• Extracted entries
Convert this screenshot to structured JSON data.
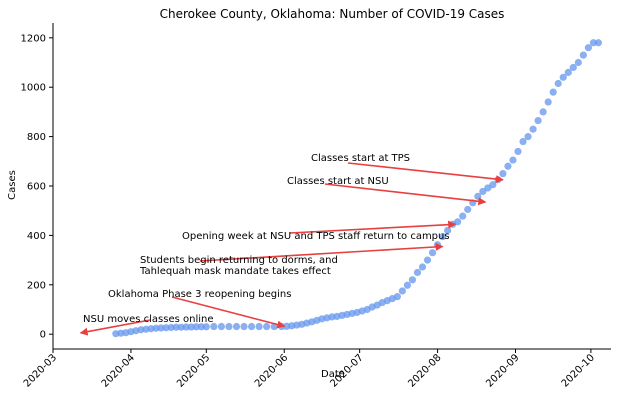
{
  "chart_data": {
    "type": "scatter",
    "title": "Cherokee County, Oklahoma: Number of COVID-19 Cases",
    "xlabel": "Date",
    "ylabel": "Cases",
    "xlim": [
      "2020-03-01",
      "2020-10-09"
    ],
    "ylim": [
      -60,
      1260
    ],
    "x_ticks": [
      "2020-03",
      "2020-04",
      "2020-05",
      "2020-06",
      "2020-07",
      "2020-08",
      "2020-09",
      "2020-10"
    ],
    "y_ticks": [
      0,
      200,
      400,
      600,
      800,
      1000,
      1200
    ],
    "grid": false,
    "marker_color": "#6495ED",
    "arrow_color": "#E8403F",
    "series": [
      {
        "x": [
          "2020-03-26",
          "2020-03-28",
          "2020-03-30",
          "2020-04-01",
          "2020-04-03",
          "2020-04-05",
          "2020-04-07",
          "2020-04-09",
          "2020-04-11",
          "2020-04-13",
          "2020-04-15",
          "2020-04-17",
          "2020-04-19",
          "2020-04-21",
          "2020-04-23",
          "2020-04-25",
          "2020-04-27",
          "2020-04-29",
          "2020-05-01",
          "2020-05-04",
          "2020-05-07",
          "2020-05-10",
          "2020-05-13",
          "2020-05-16",
          "2020-05-19",
          "2020-05-22",
          "2020-05-25",
          "2020-05-28",
          "2020-05-31",
          "2020-06-02",
          "2020-06-04",
          "2020-06-06",
          "2020-06-08",
          "2020-06-10",
          "2020-06-12",
          "2020-06-14",
          "2020-06-16",
          "2020-06-18",
          "2020-06-20",
          "2020-06-22",
          "2020-06-24",
          "2020-06-26",
          "2020-06-28",
          "2020-06-30",
          "2020-07-02",
          "2020-07-04",
          "2020-07-06",
          "2020-07-08",
          "2020-07-10",
          "2020-07-12",
          "2020-07-14",
          "2020-07-16",
          "2020-07-18",
          "2020-07-20",
          "2020-07-22",
          "2020-07-24",
          "2020-07-26",
          "2020-07-28",
          "2020-07-30",
          "2020-08-01",
          "2020-08-03",
          "2020-08-05",
          "2020-08-07",
          "2020-08-09",
          "2020-08-11",
          "2020-08-13",
          "2020-08-15",
          "2020-08-17",
          "2020-08-19",
          "2020-08-21",
          "2020-08-23",
          "2020-08-25",
          "2020-08-27",
          "2020-08-29",
          "2020-08-31",
          "2020-09-02",
          "2020-09-04",
          "2020-09-06",
          "2020-09-08",
          "2020-09-10",
          "2020-09-12",
          "2020-09-14",
          "2020-09-16",
          "2020-09-18",
          "2020-09-20",
          "2020-09-22",
          "2020-09-24",
          "2020-09-26",
          "2020-09-28",
          "2020-09-30",
          "2020-10-02",
          "2020-10-04"
        ],
        "y": [
          2,
          4,
          6,
          10,
          14,
          18,
          20,
          22,
          24,
          25,
          26,
          27,
          28,
          28,
          29,
          29,
          30,
          30,
          30,
          31,
          31,
          31,
          31,
          31,
          31,
          31,
          31,
          31,
          31,
          32,
          34,
          37,
          40,
          45,
          50,
          56,
          62,
          66,
          70,
          72,
          76,
          80,
          84,
          88,
          94,
          100,
          110,
          118,
          128,
          136,
          144,
          152,
          175,
          198,
          220,
          250,
          272,
          300,
          330,
          362,
          395,
          420,
          445,
          455,
          478,
          505,
          532,
          558,
          578,
          592,
          605,
          625,
          650,
          680,
          705,
          740,
          780,
          800,
          830,
          865,
          900,
          940,
          980,
          1015,
          1040,
          1060,
          1080,
          1100,
          1130,
          1160,
          1180,
          1180
        ]
      }
    ],
    "annotations": [
      {
        "text": "NSU moves classes online",
        "point": [
          "2020-03-12",
          5
        ]
      },
      {
        "text": "Oklahoma Phase 3 reopening begins",
        "point": [
          "2020-06-01",
          32
        ]
      },
      {
        "text": "Students begin returning to dorms, and",
        "text2": "Tahlequah mask mandate takes effect",
        "point": [
          "2020-08-03",
          355
        ]
      },
      {
        "text": "Opening week at NSU and TPS staff return to campus",
        "point": [
          "2020-08-08",
          445
        ]
      },
      {
        "text": "Classes start at NSU",
        "point": [
          "2020-08-20",
          535
        ]
      },
      {
        "text": "Classes start at TPS",
        "point": [
          "2020-08-27",
          625
        ]
      }
    ]
  }
}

• Job
Answer with a single number: the count of lines holding the word "start".

• Exercise solution
2